• _What is needed_: Copy each line of the data below with the word "this".

## begin Records for the task

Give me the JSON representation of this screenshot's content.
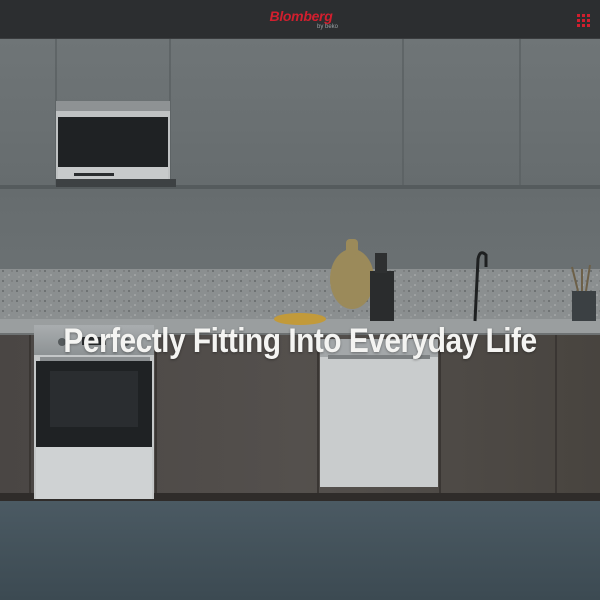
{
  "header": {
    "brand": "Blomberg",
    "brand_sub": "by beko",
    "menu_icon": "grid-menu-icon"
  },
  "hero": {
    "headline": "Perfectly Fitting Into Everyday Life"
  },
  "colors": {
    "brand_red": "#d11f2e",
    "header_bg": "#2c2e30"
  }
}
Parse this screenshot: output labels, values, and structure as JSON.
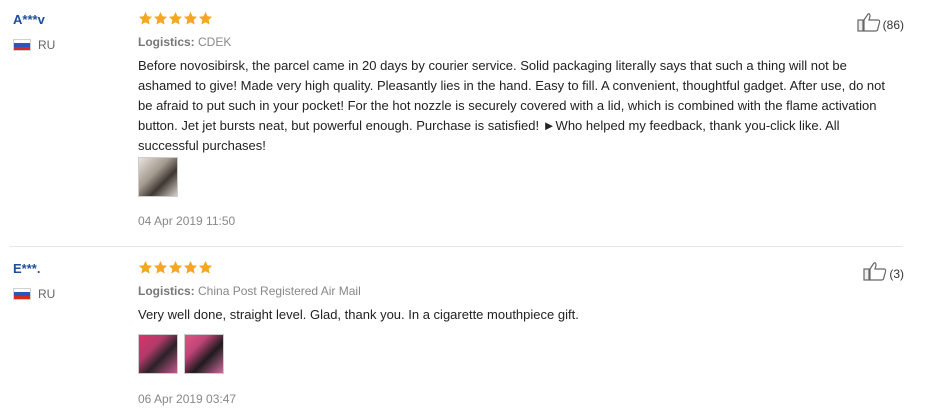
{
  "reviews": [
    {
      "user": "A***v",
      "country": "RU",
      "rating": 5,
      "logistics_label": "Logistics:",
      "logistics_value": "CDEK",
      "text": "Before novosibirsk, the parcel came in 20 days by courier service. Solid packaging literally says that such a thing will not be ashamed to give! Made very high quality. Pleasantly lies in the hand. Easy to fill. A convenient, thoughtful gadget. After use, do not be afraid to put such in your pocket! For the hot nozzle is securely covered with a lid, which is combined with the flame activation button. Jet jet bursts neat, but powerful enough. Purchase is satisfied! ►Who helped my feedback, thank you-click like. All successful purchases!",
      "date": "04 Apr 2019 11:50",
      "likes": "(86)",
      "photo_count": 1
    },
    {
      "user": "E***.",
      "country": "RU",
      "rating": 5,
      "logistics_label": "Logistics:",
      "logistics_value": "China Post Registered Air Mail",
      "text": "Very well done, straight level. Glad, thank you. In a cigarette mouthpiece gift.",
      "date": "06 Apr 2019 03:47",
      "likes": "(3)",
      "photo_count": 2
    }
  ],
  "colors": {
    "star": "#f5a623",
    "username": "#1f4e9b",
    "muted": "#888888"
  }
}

## end Records for the task
## begin Records for the task

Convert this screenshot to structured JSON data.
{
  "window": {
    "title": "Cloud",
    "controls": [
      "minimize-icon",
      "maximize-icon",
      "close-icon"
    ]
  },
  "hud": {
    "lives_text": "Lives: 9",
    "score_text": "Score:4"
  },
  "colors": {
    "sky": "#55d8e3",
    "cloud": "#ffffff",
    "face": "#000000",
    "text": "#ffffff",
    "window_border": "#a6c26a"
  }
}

## end Records for the task
## begin Records for the task

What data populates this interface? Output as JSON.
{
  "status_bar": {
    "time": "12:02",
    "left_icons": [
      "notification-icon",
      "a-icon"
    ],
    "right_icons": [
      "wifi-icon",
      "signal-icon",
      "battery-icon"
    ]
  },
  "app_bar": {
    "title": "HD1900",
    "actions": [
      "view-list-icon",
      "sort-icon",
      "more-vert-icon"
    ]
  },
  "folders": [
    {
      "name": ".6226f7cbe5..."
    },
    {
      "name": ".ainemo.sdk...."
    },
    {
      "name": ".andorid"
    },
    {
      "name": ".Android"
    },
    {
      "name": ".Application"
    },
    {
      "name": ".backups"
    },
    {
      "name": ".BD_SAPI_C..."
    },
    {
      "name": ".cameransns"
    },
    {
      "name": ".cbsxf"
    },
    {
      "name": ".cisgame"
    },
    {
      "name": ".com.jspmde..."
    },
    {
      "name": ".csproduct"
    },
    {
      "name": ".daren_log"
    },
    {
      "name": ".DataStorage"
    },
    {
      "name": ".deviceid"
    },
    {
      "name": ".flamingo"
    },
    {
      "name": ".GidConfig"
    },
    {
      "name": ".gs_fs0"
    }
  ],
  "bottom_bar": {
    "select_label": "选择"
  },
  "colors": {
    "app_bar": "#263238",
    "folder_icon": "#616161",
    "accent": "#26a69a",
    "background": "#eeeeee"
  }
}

## end Records for the task

• _Full response_:
Give me the JSON representation of this screenshot's content.
Parse this screenshot: output labels, values, and structure as JSON.
Convert this screenshot to structured JSON data.
What data populates this interface? Output as JSON.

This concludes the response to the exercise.